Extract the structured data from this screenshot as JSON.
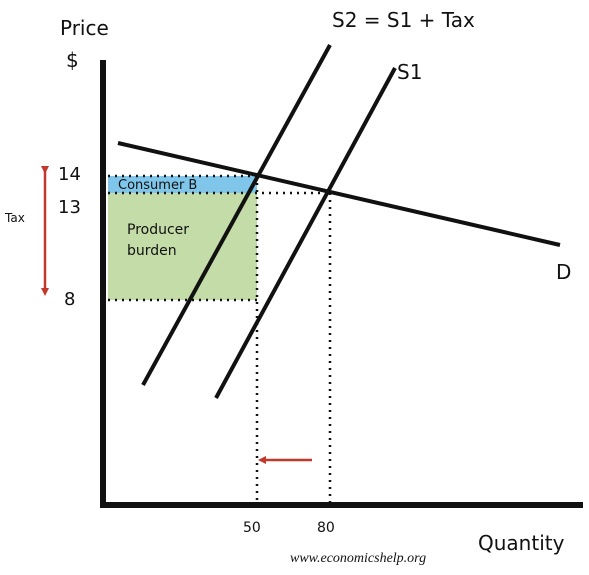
{
  "axes": {
    "y_title": "Price",
    "y_unit": "$",
    "x_title": "Quantity"
  },
  "curves": {
    "supply_tax": "S2 = S1 + Tax",
    "supply": "S1",
    "demand": "D"
  },
  "y_labels": [
    "14",
    "13",
    "8"
  ],
  "x_labels": [
    "50",
    "80"
  ],
  "tax_label": "Tax",
  "areas": {
    "consumer": "Consumer B",
    "producer": [
      "Producer",
      "burden"
    ]
  },
  "source": "www.economicshelp.org"
}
═══
Transcribe every line in the entries above, taking out only the images.

-- Written response --
Extract the structured data from this screenshot as JSON.
{
  "axes": {
    "y_title": "Price",
    "y_unit": "$",
    "x_title": "Quantity"
  },
  "curves": {
    "supply_tax": "S2 = S1 + Tax",
    "supply": "S1",
    "demand": "D"
  },
  "y_labels": [
    "14",
    "13",
    "8"
  ],
  "x_labels": [
    "50",
    "80"
  ],
  "tax_label": "Tax",
  "areas": {
    "consumer": "Consumer B",
    "producer": [
      "Producer",
      "burden"
    ]
  },
  "source": "www.economicshelp.org"
}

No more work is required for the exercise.